___ AVAILABLE RECORDS
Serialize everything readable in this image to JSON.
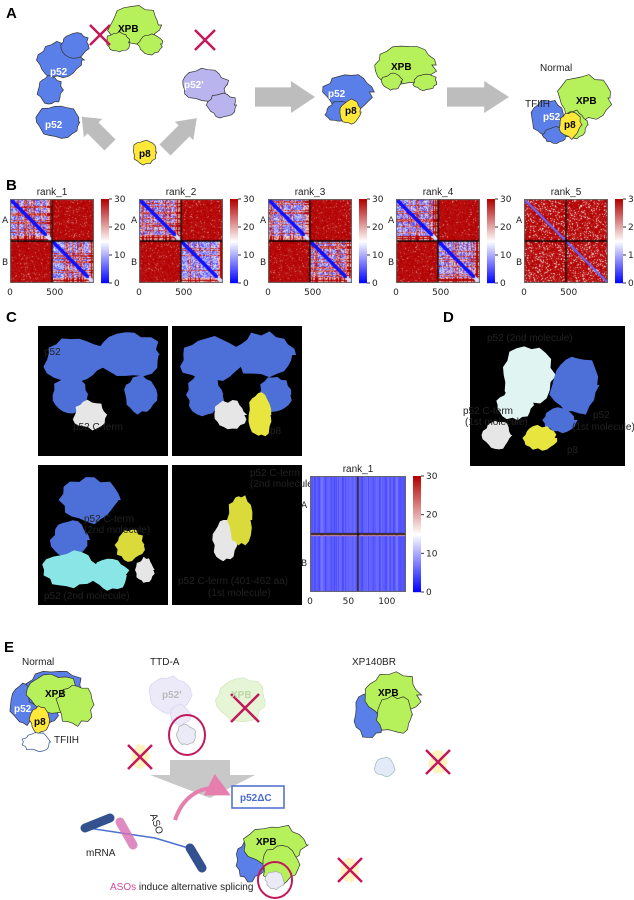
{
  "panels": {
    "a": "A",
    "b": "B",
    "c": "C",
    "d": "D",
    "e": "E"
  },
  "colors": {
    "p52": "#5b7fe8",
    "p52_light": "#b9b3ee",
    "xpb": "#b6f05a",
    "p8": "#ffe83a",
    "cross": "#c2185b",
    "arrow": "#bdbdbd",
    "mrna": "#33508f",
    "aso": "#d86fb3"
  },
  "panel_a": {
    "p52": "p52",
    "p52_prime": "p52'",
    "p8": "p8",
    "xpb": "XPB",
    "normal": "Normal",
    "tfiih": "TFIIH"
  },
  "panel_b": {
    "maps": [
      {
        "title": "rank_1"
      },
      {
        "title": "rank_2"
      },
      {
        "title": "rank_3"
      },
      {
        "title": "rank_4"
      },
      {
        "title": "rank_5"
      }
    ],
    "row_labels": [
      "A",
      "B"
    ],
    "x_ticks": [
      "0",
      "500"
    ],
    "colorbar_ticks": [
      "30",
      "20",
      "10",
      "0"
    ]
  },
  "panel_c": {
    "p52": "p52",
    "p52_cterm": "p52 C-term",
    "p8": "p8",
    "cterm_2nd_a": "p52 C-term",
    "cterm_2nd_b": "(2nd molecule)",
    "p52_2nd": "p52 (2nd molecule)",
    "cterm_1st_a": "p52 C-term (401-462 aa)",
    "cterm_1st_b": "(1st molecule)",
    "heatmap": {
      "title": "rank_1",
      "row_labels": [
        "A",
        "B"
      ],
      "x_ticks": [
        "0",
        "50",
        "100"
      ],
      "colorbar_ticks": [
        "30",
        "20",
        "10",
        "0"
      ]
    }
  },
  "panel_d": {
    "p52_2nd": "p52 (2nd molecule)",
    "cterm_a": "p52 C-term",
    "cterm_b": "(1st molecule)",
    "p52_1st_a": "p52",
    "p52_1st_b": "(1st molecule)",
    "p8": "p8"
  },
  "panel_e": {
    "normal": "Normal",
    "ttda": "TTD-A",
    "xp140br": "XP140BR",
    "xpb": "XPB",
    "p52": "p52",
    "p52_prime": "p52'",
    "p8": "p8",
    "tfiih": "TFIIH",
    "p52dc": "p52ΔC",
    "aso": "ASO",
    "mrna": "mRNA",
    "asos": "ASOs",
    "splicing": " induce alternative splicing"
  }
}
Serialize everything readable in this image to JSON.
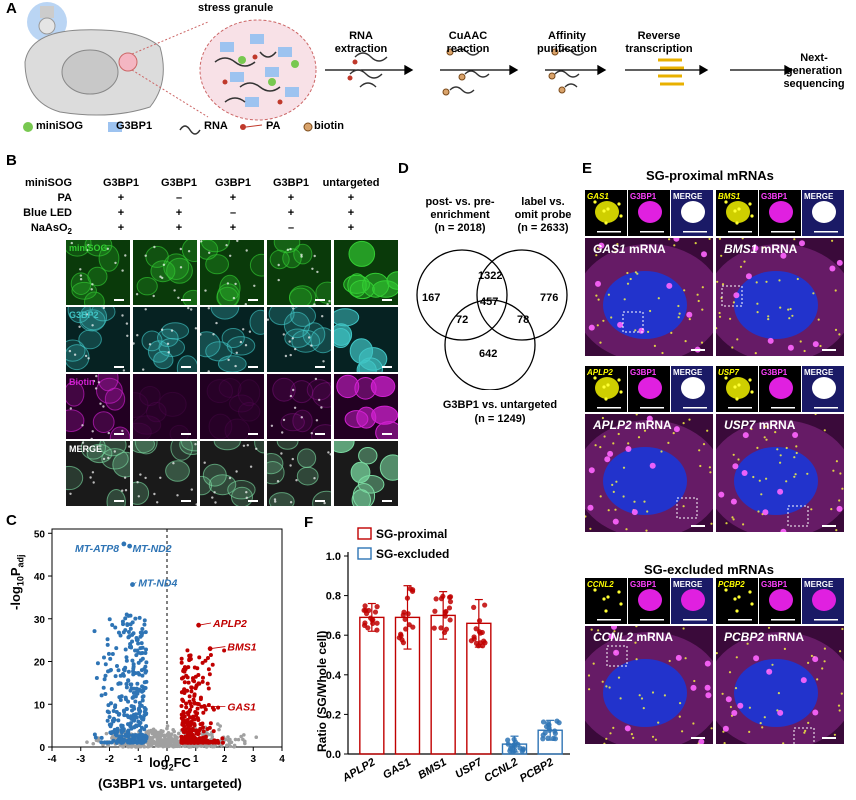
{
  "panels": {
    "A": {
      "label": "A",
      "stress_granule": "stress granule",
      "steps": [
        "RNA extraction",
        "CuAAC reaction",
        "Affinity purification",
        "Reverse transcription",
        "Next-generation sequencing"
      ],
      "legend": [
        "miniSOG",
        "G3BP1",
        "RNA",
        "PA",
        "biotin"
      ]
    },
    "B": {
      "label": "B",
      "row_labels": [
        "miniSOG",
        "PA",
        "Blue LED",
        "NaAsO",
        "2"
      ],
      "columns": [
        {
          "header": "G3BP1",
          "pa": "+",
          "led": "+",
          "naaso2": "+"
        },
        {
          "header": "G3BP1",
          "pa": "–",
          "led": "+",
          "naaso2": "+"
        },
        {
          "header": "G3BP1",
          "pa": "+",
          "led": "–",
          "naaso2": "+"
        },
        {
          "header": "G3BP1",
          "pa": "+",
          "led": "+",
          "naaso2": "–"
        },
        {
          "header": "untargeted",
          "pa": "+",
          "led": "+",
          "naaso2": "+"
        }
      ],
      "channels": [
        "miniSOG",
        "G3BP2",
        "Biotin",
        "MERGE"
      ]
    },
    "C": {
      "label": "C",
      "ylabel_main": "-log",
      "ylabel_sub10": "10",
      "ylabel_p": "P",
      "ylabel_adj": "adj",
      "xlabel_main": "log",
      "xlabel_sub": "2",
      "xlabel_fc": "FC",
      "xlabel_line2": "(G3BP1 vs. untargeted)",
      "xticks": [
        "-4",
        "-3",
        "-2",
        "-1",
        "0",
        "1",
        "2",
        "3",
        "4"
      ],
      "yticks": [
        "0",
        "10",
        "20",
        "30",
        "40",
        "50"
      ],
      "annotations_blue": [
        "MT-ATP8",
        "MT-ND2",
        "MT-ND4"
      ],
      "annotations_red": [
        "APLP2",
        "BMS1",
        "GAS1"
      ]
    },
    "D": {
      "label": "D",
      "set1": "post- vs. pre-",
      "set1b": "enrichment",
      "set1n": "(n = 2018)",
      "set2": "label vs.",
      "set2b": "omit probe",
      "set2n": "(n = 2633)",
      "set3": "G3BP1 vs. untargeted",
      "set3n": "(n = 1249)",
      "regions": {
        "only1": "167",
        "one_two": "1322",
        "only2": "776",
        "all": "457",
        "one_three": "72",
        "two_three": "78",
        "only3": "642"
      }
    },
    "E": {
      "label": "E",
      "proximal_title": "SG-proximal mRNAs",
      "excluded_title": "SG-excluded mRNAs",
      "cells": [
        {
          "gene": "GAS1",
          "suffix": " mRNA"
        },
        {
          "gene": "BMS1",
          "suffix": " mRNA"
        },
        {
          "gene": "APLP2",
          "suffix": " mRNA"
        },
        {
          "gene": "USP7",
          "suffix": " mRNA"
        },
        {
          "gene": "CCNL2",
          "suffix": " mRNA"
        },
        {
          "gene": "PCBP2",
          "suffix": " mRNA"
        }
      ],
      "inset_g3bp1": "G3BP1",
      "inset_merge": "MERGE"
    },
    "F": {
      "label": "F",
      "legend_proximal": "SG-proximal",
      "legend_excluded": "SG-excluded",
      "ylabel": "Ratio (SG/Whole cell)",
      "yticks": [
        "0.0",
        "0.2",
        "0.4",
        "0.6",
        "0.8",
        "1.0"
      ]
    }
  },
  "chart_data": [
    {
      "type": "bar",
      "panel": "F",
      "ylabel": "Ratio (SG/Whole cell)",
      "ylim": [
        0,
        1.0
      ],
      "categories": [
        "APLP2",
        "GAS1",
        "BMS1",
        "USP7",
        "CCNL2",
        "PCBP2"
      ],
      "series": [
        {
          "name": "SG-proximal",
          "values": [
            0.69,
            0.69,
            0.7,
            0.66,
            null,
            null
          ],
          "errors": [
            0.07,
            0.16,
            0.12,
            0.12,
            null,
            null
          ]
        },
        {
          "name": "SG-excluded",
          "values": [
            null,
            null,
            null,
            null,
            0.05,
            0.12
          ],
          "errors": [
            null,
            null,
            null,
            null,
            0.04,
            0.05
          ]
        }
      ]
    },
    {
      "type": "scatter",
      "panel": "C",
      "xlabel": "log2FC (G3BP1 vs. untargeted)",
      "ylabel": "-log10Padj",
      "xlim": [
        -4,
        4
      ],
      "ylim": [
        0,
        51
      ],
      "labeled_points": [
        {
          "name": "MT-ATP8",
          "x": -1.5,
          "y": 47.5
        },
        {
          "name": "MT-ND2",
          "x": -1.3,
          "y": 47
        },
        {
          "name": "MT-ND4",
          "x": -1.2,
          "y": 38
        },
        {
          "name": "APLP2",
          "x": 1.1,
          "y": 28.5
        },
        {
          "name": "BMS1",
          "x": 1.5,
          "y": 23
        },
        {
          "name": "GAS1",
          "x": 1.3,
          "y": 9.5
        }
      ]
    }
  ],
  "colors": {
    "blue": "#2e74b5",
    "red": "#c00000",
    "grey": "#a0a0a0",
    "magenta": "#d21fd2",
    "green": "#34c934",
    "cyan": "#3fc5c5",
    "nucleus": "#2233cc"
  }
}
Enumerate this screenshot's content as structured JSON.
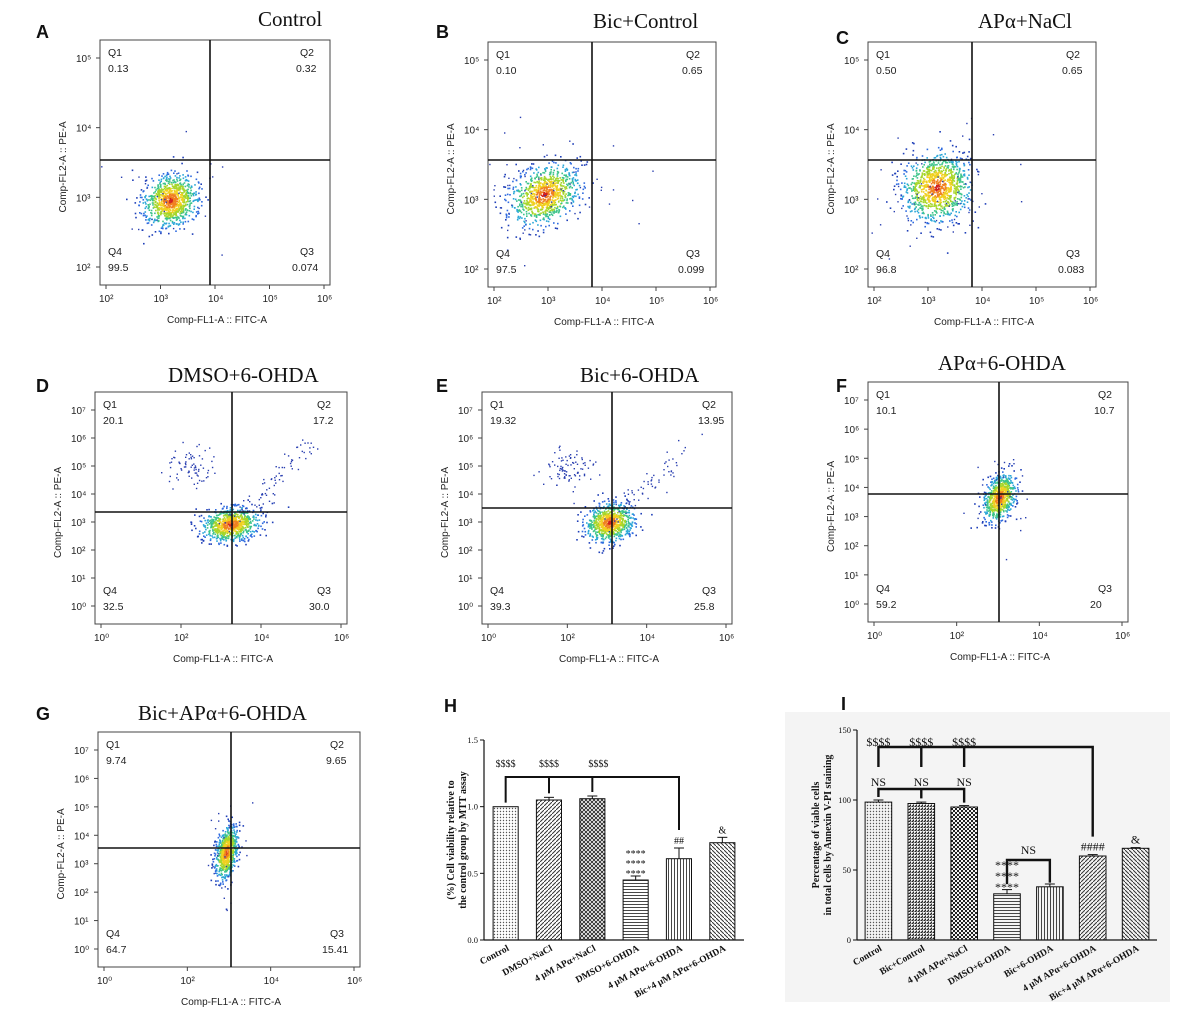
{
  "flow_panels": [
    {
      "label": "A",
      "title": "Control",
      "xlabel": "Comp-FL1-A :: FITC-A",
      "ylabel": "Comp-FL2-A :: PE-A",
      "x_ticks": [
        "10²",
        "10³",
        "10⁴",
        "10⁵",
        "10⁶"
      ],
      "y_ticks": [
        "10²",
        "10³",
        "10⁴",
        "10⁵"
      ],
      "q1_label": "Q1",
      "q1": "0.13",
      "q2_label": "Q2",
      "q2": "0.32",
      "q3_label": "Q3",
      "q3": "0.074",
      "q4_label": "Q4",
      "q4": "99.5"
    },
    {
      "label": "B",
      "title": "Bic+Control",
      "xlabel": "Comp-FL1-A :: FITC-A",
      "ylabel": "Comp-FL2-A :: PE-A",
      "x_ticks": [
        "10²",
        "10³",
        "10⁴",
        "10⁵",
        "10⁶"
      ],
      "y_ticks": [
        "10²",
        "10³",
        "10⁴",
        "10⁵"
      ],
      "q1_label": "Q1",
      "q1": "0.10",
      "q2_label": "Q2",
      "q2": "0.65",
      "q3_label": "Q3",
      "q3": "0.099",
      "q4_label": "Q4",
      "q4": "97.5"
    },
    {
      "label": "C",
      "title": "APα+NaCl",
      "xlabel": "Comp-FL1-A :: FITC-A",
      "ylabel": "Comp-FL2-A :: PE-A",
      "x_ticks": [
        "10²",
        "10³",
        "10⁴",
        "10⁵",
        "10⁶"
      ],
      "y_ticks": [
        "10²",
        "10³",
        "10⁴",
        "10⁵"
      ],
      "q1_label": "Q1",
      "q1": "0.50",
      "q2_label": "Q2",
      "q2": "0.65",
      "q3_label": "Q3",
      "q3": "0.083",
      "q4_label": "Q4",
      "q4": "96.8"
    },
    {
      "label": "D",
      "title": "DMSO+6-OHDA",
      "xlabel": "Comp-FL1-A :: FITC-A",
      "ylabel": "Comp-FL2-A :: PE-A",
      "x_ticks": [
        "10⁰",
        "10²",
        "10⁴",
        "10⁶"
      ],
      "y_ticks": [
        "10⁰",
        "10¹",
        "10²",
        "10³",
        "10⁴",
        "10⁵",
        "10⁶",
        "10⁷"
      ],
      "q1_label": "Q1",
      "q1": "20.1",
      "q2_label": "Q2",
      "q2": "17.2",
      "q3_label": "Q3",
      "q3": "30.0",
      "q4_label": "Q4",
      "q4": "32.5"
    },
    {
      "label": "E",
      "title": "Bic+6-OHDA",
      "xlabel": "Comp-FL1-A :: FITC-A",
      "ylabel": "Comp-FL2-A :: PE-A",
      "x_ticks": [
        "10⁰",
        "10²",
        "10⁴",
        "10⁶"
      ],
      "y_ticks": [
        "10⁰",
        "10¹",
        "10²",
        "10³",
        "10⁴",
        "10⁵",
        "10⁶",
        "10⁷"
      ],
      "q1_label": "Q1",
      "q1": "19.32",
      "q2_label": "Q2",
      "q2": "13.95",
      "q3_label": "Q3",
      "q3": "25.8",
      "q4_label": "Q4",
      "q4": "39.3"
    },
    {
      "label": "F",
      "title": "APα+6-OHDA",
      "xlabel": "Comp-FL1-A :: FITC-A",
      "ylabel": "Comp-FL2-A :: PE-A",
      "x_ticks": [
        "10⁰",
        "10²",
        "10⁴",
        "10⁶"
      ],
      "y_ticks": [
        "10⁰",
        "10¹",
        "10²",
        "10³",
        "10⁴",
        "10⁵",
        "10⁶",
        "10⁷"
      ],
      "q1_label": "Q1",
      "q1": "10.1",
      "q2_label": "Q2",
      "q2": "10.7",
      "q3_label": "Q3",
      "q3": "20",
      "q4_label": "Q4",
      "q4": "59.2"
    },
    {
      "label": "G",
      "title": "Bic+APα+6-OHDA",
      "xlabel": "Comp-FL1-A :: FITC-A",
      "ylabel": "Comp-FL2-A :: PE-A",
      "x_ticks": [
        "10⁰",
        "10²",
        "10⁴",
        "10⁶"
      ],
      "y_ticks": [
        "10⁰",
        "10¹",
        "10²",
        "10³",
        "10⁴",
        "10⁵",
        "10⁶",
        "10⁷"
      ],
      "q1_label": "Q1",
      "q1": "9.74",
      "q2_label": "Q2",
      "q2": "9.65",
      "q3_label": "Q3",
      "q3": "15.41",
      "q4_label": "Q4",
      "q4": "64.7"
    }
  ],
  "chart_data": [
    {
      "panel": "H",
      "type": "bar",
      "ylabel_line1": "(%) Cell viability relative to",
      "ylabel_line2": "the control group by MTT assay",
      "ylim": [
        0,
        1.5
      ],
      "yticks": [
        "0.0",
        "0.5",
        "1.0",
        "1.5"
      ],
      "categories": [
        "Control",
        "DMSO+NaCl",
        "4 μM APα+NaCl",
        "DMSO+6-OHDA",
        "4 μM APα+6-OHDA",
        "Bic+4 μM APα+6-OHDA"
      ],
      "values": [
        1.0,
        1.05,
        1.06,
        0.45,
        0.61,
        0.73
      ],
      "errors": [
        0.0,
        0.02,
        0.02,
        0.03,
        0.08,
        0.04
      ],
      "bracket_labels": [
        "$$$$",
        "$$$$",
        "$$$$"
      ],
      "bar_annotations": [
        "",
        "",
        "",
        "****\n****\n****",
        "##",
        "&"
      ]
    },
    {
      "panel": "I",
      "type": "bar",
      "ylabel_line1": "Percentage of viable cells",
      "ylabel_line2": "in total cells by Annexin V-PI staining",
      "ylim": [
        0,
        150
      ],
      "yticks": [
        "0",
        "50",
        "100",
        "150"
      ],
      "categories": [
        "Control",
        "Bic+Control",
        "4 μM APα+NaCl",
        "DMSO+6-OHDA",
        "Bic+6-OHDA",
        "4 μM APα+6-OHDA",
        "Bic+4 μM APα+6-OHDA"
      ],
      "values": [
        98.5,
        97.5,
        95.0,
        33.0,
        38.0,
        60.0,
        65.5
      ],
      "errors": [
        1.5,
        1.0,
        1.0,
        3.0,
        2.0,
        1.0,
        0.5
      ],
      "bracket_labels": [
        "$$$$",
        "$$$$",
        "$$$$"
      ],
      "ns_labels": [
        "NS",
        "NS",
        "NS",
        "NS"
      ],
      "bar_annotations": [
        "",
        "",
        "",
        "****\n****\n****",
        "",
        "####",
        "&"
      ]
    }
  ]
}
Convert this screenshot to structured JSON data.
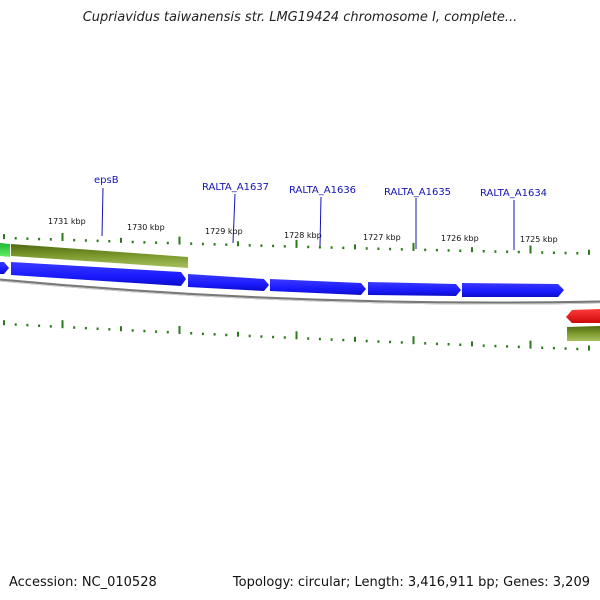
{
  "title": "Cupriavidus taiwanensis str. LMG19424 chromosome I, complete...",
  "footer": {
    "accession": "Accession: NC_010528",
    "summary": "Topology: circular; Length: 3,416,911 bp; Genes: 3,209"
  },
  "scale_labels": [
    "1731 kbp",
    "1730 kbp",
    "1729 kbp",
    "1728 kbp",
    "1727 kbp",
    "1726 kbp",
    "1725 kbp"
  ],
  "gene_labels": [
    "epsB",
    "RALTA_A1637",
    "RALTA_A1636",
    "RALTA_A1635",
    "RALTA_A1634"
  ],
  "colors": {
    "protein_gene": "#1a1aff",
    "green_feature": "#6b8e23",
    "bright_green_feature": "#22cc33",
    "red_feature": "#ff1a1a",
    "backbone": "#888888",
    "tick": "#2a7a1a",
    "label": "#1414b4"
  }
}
______
Only the lines containing the word "name" should be returned from the data above.

          "name": "SG-proximal",
          "name": "SG-excluded",
          "name": "MT-ATP8",
          "name": "MT-ND2",
          "name": "MT-ND4",
          "name": "APLP2",
          "name": "BMS1",
          "name": "GAS1",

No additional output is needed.